---------- INFORMATION SHOWN ----------

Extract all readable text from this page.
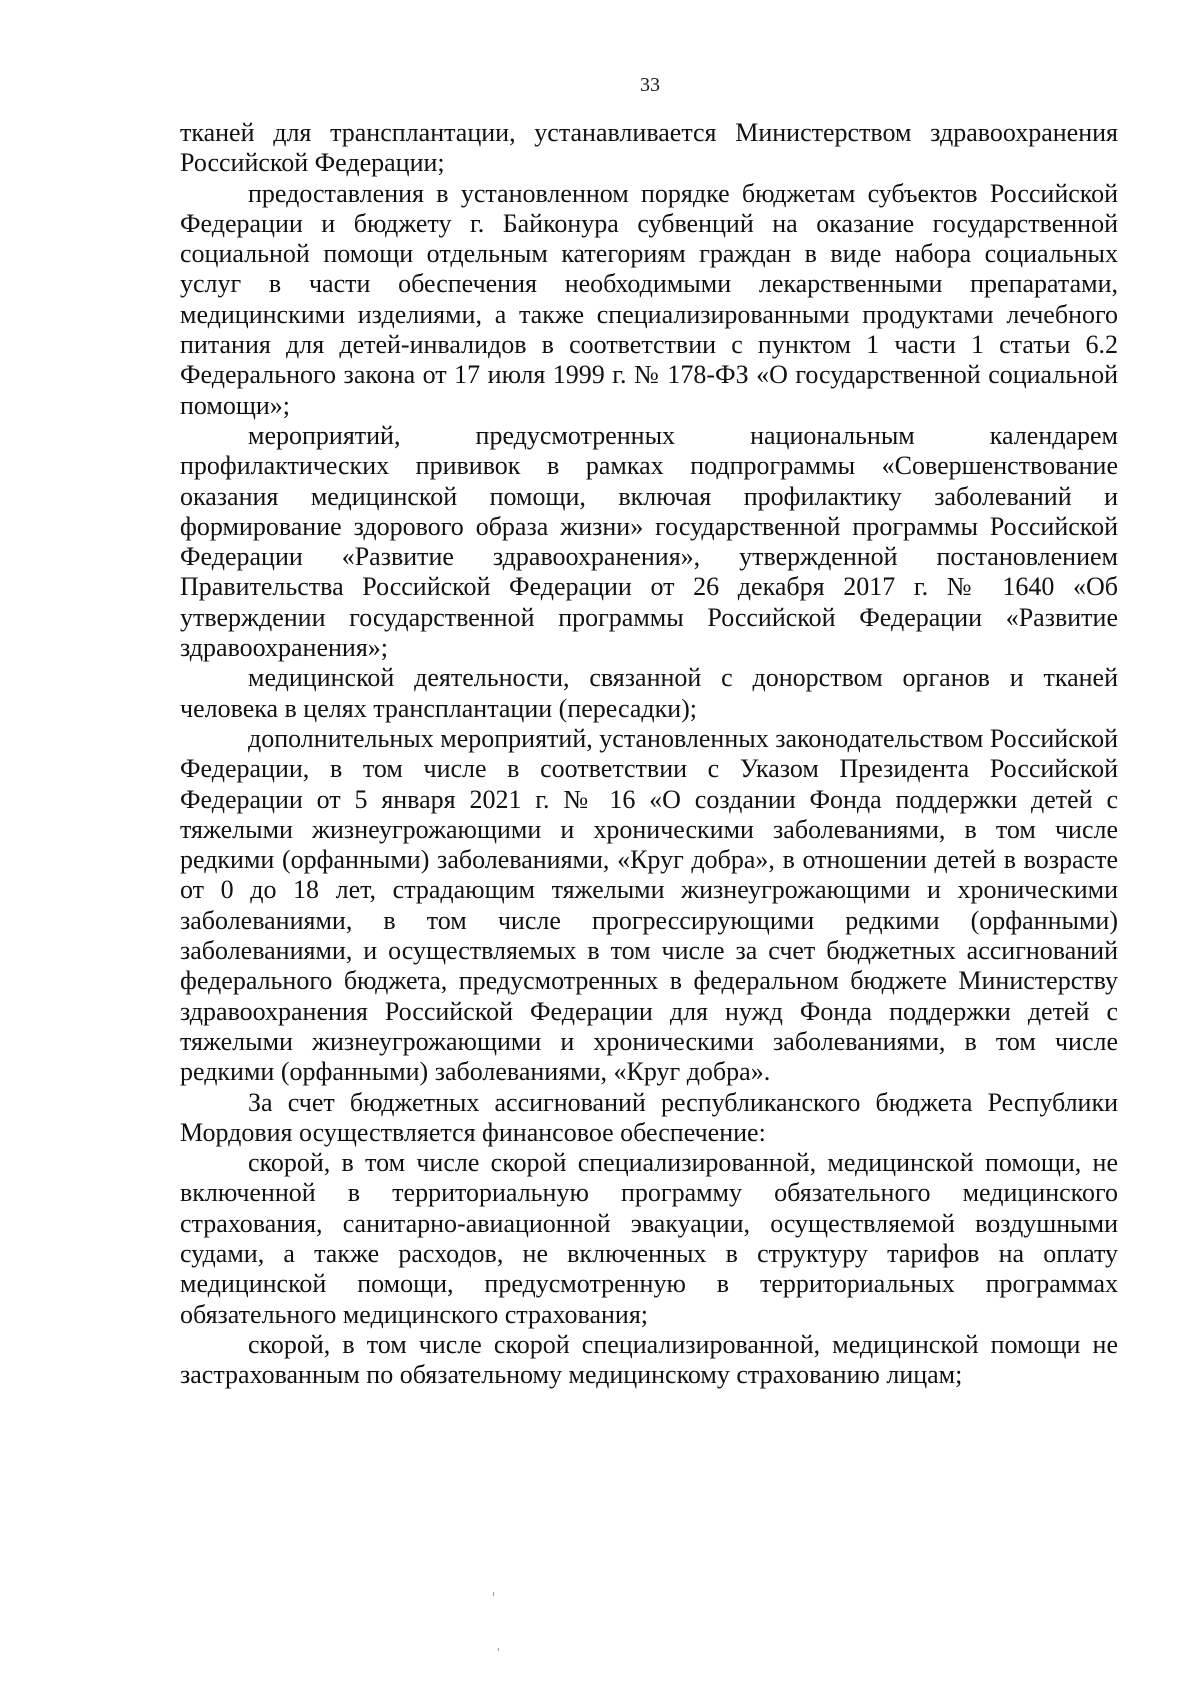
33

тканей для трансплантации, устанавливается Министерством здравоохранения Российской Федерации;

предоставления в установленном порядке бюджетам субъектов Российской Федерации и бюджету г. Байконура субвенций на оказание государственной социальной помощи отдельным категориям граждан в виде набора социальных услуг в части обеспечения необходимыми лекарственными препаратами, медицинскими изделиями, а также специализированными продуктами лечебного питания для детей-инвалидов в соответствии с пунктом 1 части 1 статьи 6.2 Федерального закона от 17 июля 1999 г. № 178-ФЗ «О государственной социальной помощи»;

мероприятий, предусмотренных национальным календарем профилактических прививок в рамках подпрограммы «Совершенствование оказания медицинской помощи, включая профилактику заболеваний и формирование здорового образа жизни» государственной программы Российской Федерации «Развитие здравоохранения», утвержденной постановлением Правительства Российской Федерации от 26 декабря 2017 г. № 1640 «Об утверждении государственной программы Российской Федерации «Развитие здравоохранения»;

медицинской деятельности, связанной с донорством органов и тканей человека в целях трансплантации (пересадки);

дополнительных мероприятий, установленных законодательством Российской Федерации, в том числе в соответствии с Указом Президента Российской Федерации от 5 января 2021 г. № 16 «О создании Фонда поддержки детей с тяжелыми жизнеугрожающими и хроническими заболеваниями, в том числе редкими (орфанными) заболеваниями, «Круг добра», в отношении детей в возрасте от 0 до 18 лет, страдающим тяжелыми жизнеугрожающими и хроническими заболеваниями, в том числе прогрессирующими редкими (орфанными) заболеваниями, и осуществляемых в том числе за счет бюджетных ассигнований федерального бюджета, предусмотренных в федеральном бюджете Министерству здравоохранения Российской Федерации для нужд Фонда поддержки детей с тяжелыми жизнеугрожающими и хроническими заболеваниями, в том числе редкими (орфанными) заболеваниями, «Круг добра».

За счет бюджетных ассигнований республиканского бюджета Республики Мордовия осуществляется финансовое обеспечение:

скорой, в том числе скорой специализированной, медицинской помощи, не включенной в территориальную программу обязательного медицинского страхования, санитарно-авиационной эвакуации, осуществляемой воздушными судами, а также расходов, не включенных в структуру тарифов на оплату медицинской помощи, предусмотренную в территориальных программах обязательного медицинского страхования;

скорой, в том числе скорой специализированной, медицинской помощи не застрахованным по обязательному медицинскому страхованию лицам;
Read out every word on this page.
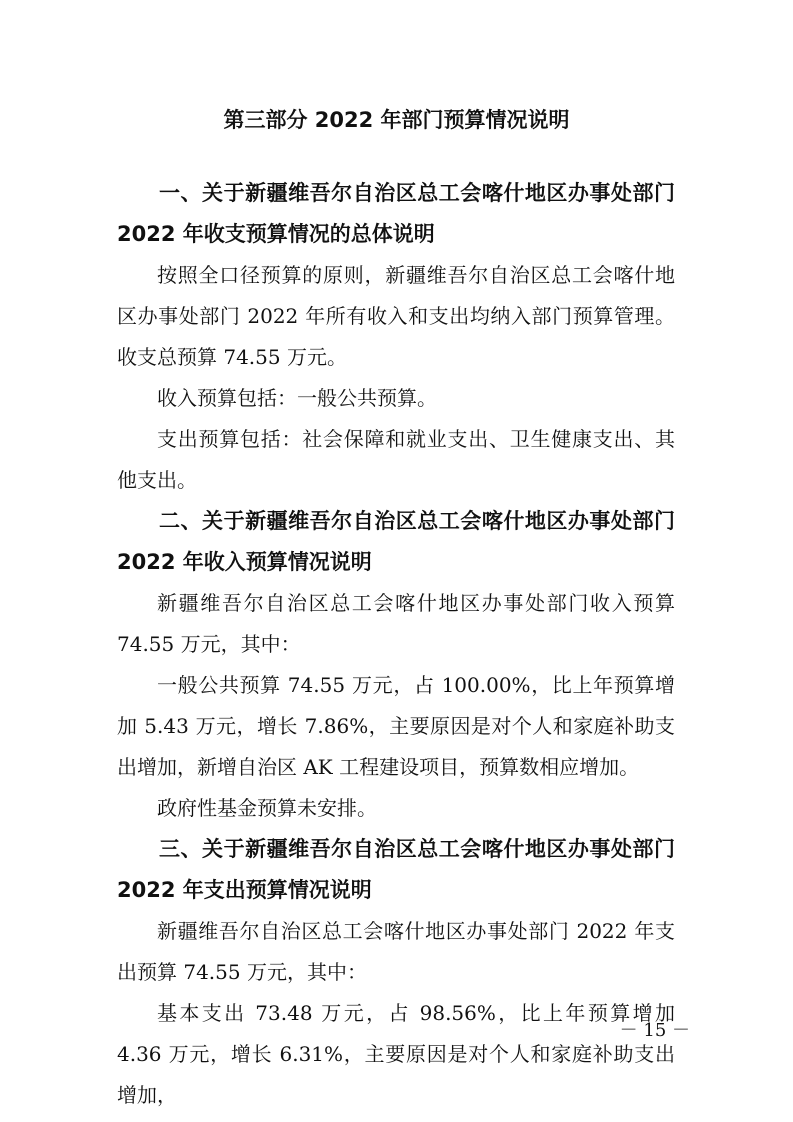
第三部分 2022 年部门预算情况说明

一、关于新疆维吾尔自治区总工会喀什地区办事处部门2022 年收支预算情况的总体说明

按照全口径预算的原则，新疆维吾尔自治区总工会喀什地区办事处部门 2022 年所有收入和支出均纳入部门预算管理。收支总预算 74.55 万元。

收入预算包括：一般公共预算。

支出预算包括：社会保障和就业支出、卫生健康支出、其他支出。

二、关于新疆维吾尔自治区总工会喀什地区办事处部门2022 年收入预算情况说明

新疆维吾尔自治区总工会喀什地区办事处部门收入预算 74.55 万元，其中：

一般公共预算 74.55 万元，占 100.00%，比上年预算增加 5.43 万元，增长 7.86%，主要原因是对个人和家庭补助支出增加，新增自治区 AK 工程建设项目，预算数相应增加。

政府性基金预算未安排。

三、关于新疆维吾尔自治区总工会喀什地区办事处部门2022 年支出预算情况说明

新疆维吾尔自治区总工会喀什地区办事处部门 2022 年支出预算 74.55 万元，其中：

基本支出 73.48 万元，占 98.56%，比上年预算增加 4.36 万元，增长 6.31%，主要原因是对个人和家庭补助支出增加，

－ 15 －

----------

• _WHAT TO DO_
Your task is to repeat the material above exactly, without its pictures.

• _THE ANSWER_
Extract all readable text from this page.
33

тканей для трансплантации, устанавливается Министерством здравоохранения Российской Федерации;

предоставления в установленном порядке бюджетам субъектов Российской Федерации и бюджету г. Байконура субвенций на оказание государственной социальной помощи отдельным категориям граждан в виде набора социальных услуг в части обеспечения необходимыми лекарственными препаратами, медицинскими изделиями, а также специализированными продуктами лечебного питания для детей-инвалидов в соответствии с пунктом 1 части 1 статьи 6.2 Федерального закона от 17 июля 1999 г. № 178-ФЗ «О государственной социальной помощи»;

мероприятий, предусмотренных национальным календарем профилактических прививок в рамках подпрограммы «Совершенствование оказания медицинской помощи, включая профилактику заболеваний и формирование здорового образа жизни» государственной программы Российской Федерации «Развитие здравоохранения», утвержденной постановлением Правительства Российской Федерации от 26 декабря 2017 г. № 1640 «Об утверждении государственной программы Российской Федерации «Развитие здравоохранения»;

медицинской деятельности, связанной с донорством органов и тканей человека в целях трансплантации (пересадки);

дополнительных мероприятий, установленных законодательством Российской Федерации, в том числе в соответствии с Указом Президента Российской Федерации от 5 января 2021 г. № 16 «О создании Фонда поддержки детей с тяжелыми жизнеугрожающими и хроническими заболеваниями, в том числе редкими (орфанными) заболеваниями, «Круг добра», в отношении детей в возрасте от 0 до 18 лет, страдающим тяжелыми жизнеугрожающими и хроническими заболеваниями, в том числе прогрессирующими редкими (орфанными) заболеваниями, и осуществляемых в том числе за счет бюджетных ассигнований федерального бюджета, предусмотренных в федеральном бюджете Министерству здравоохранения Российской Федерации для нужд Фонда поддержки детей с тяжелыми жизнеугрожающими и хроническими заболеваниями, в том числе редкими (орфанными) заболеваниями, «Круг добра».

За счет бюджетных ассигнований республиканского бюджета Республики Мордовия осуществляется финансовое обеспечение:

скорой, в том числе скорой специализированной, медицинской помощи, не включенной в территориальную программу обязательного медицинского страхования, санитарно-авиационной эвакуации, осуществляемой воздушными судами, а также расходов, не включенных в структуру тарифов на оплату медицинской помощи, предусмотренную в территориальных программах обязательного медицинского страхования;

скорой, в том числе скорой специализированной, медицинской помощи не застрахованным по обязательному медицинскому страхованию лицам;
Read out every word on this page.
第三部分 2022 年部门预算情况说明

一、关于新疆维吾尔自治区总工会喀什地区办事处部门2022 年收支预算情况的总体说明

按照全口径预算的原则，新疆维吾尔自治区总工会喀什地区办事处部门 2022 年所有收入和支出均纳入部门预算管理。收支总预算 74.55 万元。

收入预算包括：一般公共预算。

支出预算包括：社会保障和就业支出、卫生健康支出、其他支出。

二、关于新疆维吾尔自治区总工会喀什地区办事处部门2022 年收入预算情况说明

新疆维吾尔自治区总工会喀什地区办事处部门收入预算 74.55 万元，其中：

一般公共预算 74.55 万元，占 100.00%，比上年预算增加 5.43 万元，增长 7.86%，主要原因是对个人和家庭补助支出增加，新增自治区 AK 工程建设项目，预算数相应增加。

政府性基金预算未安排。

三、关于新疆维吾尔自治区总工会喀什地区办事处部门2022 年支出预算情况说明

新疆维吾尔自治区总工会喀什地区办事处部门 2022 年支出预算 74.55 万元，其中：

基本支出 73.48 万元，占 98.56%，比上年预算增加 4.36 万元，增长 6.31%，主要原因是对个人和家庭补助支出增加，

－ 15 －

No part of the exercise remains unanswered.